- [SHORT EXERCISE] Your task is to copy the material exactly.

***

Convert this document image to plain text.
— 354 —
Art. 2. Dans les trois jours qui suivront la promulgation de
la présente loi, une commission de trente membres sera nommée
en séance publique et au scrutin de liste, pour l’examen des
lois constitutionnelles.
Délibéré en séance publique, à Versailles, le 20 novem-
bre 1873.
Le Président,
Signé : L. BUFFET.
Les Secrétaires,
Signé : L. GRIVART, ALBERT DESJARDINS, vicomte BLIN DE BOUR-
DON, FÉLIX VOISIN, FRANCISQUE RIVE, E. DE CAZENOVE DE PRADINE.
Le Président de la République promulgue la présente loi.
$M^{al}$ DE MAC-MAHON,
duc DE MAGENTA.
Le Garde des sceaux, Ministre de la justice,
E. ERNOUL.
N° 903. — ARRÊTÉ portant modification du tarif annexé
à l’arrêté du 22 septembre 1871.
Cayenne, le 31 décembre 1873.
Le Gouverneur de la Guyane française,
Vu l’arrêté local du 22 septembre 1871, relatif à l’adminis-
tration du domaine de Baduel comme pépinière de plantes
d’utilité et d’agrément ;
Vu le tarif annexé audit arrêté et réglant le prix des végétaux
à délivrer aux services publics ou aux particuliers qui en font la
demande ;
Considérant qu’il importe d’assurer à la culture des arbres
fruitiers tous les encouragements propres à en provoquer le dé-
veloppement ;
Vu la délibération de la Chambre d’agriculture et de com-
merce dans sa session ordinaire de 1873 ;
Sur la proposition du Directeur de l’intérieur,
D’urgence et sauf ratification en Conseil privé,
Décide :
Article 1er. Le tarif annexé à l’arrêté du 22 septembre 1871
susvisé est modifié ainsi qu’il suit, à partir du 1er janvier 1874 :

***

- [WORKED SOLUTION]
Convert this document image to plain text.
— 354 —
Art. 2. Dans les trois jours qui suivront la promulgation de
la présente loi, une commission de trente membres sera nommée
en séance publique et au scrutin de liste, pour l’examen des
lois constitutionnelles.
Délibéré en séance publique, à Versailles, le 20 novem-
bre 1873.
Le Président,
Signé : L. BUFFET.
Les Secrétaires,
Signé : L. GRIVART, ALBERT DESJARDINS, vicomte BLIN DE BOUR-
DON, FÉLIX VOISIN, FRANCISQUE RIVE, E. DE CAZENOVE DE PRADINE.
Le Président de la République promulgue la présente loi.
$M^{al}$ DE MAC-MAHON,
duc DE MAGENTA.
Le Garde des sceaux, Ministre de la justice,
E. ERNOUL.
N° 903. — ARRÊTÉ portant modification du tarif annexé
à l’arrêté du 22 septembre 1871.
Cayenne, le 31 décembre 1873.
Le Gouverneur de la Guyane française,
Vu l’arrêté local du 22 septembre 1871, relatif à l’adminis-
tration du domaine de Baduel comme pépinière de plantes
d’utilité et d’agrément ;
Vu le tarif annexé audit arrêté et réglant le prix des végétaux
à délivrer aux services publics ou aux particuliers qui en font la
demande ;
Considérant qu’il importe d’assurer à la culture des arbres
fruitiers tous les encouragements propres à en provoquer le dé-
veloppement ;
Vu la délibération de la Chambre d’agriculture et de com-
merce dans sa session ordinaire de 1873 ;
Sur la proposition du Directeur de l’intérieur,
D’urgence et sauf ratification en Conseil privé,
Décide :
Article 1er. Le tarif annexé à l’arrêté du 22 septembre 1871
susvisé est modifié ainsi qu’il suit, à partir du 1er janvier 1874 :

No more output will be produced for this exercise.